** begin Dataset records **

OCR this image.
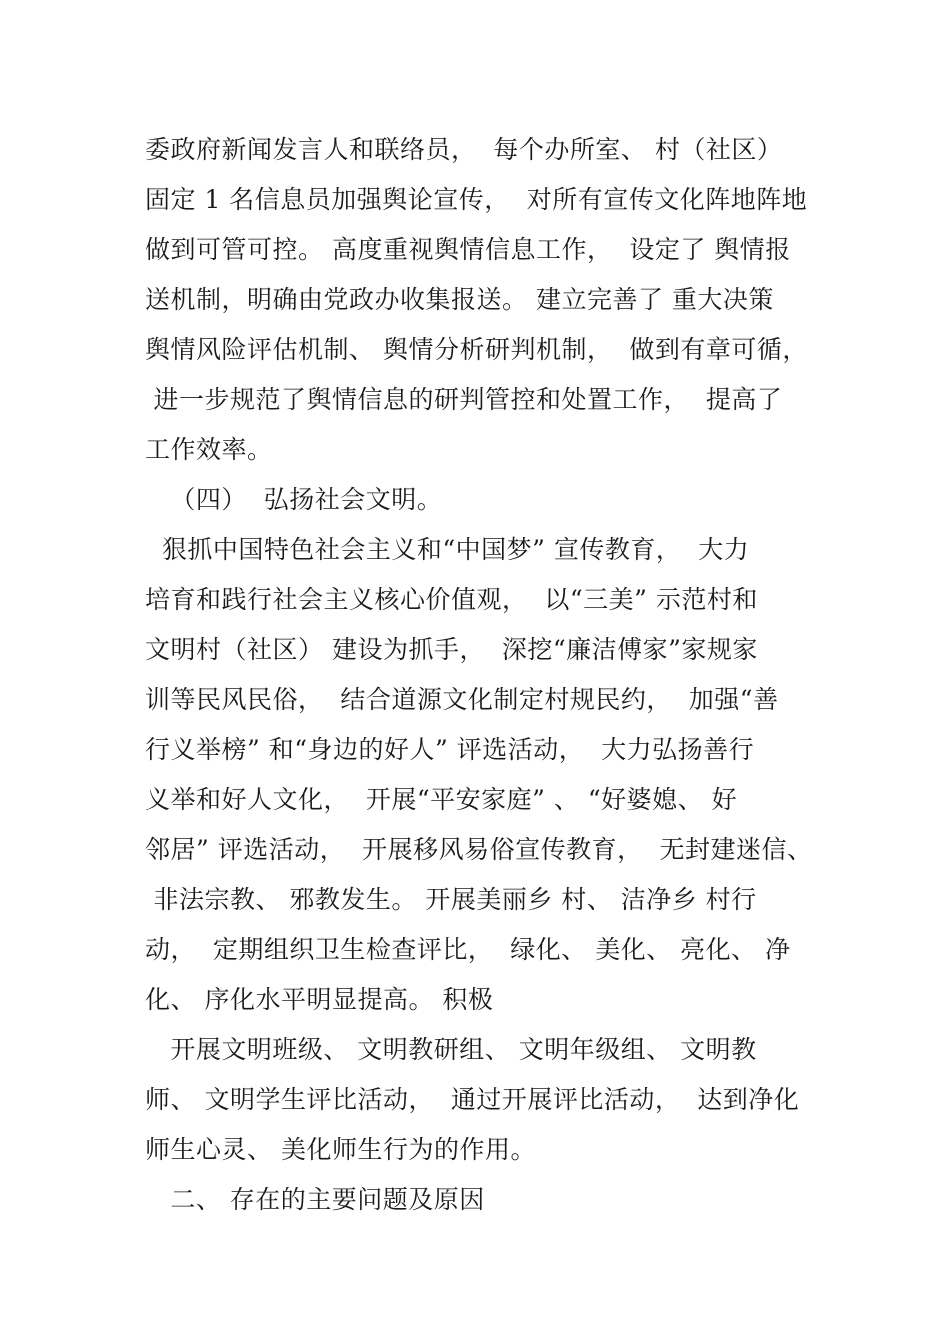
委政府新闻发言人和联络员，  每个办所室、 村（社区）
固定 1 名信息员加强舆论宣传，  对所有宣传文化阵地阵地
做到可管可控。 高度重视舆情信息工作，  设定了 舆情报
送机制，明确由党政办收集报送。 建立完善了 重大决策
舆情风险评估机制、 舆情分析研判机制，  做到有章可循，
进一步规范了舆情信息的研判管控和处置工作，  提高了
工作效率。
（四）  弘扬社会文明。
狠抓中国特色社会主义和“中国梦” 宣传教育，  大力
培育和践行社会主义核心价值观，  以“三美” 示范村和
文明村（社区） 建设为抓手，  深挖“廉洁傅家”家规家
训等民风民俗，  结合道源文化制定村规民约，  加强“善
行义举榜” 和“身边的好人” 评选活动，  大力弘扬善行
义举和好人文化，  开展“平安家庭” 、 “好婆媳、 好
邻居” 评选活动，  开展移风易俗宣传教育，  无封建迷信、
非法宗教、 邪教发生。 开展美丽乡 村、 洁净乡 村行
动，  定期组织卫生检查评比，  绿化、 美化、 亮化、 净
化、 序化水平明显提高。 积极
开展文明班级、 文明教研组、 文明年级组、 文明教
师、 文明学生评比活动，  通过开展评比活动，  达到净化
师生心灵、 美化师生行为的作用。
二、 存在的主要问题及原因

** end Dataset records **

Stated task: Reproduce each entry precisely. Leave the pictures out.

Task output:
OCR this image.
委政府新闻发言人和联络员，  每个办所室、 村（社区）
固定 1 名信息员加强舆论宣传，  对所有宣传文化阵地阵地
做到可管可控。 高度重视舆情信息工作，  设定了 舆情报
送机制，明确由党政办收集报送。 建立完善了 重大决策
舆情风险评估机制、 舆情分析研判机制，  做到有章可循，
进一步规范了舆情信息的研判管控和处置工作，  提高了
工作效率。
（四）  弘扬社会文明。
狠抓中国特色社会主义和“中国梦” 宣传教育，  大力
培育和践行社会主义核心价值观，  以“三美” 示范村和
文明村（社区） 建设为抓手，  深挖“廉洁傅家”家规家
训等民风民俗，  结合道源文化制定村规民约，  加强“善
行义举榜” 和“身边的好人” 评选活动，  大力弘扬善行
义举和好人文化，  开展“平安家庭” 、 “好婆媳、 好
邻居” 评选活动，  开展移风易俗宣传教育，  无封建迷信、
非法宗教、 邪教发生。 开展美丽乡 村、 洁净乡 村行
动，  定期组织卫生检查评比，  绿化、 美化、 亮化、 净
化、 序化水平明显提高。 积极
开展文明班级、 文明教研组、 文明年级组、 文明教
师、 文明学生评比活动，  通过开展评比活动，  达到净化
师生心灵、 美化师生行为的作用。
二、 存在的主要问题及原因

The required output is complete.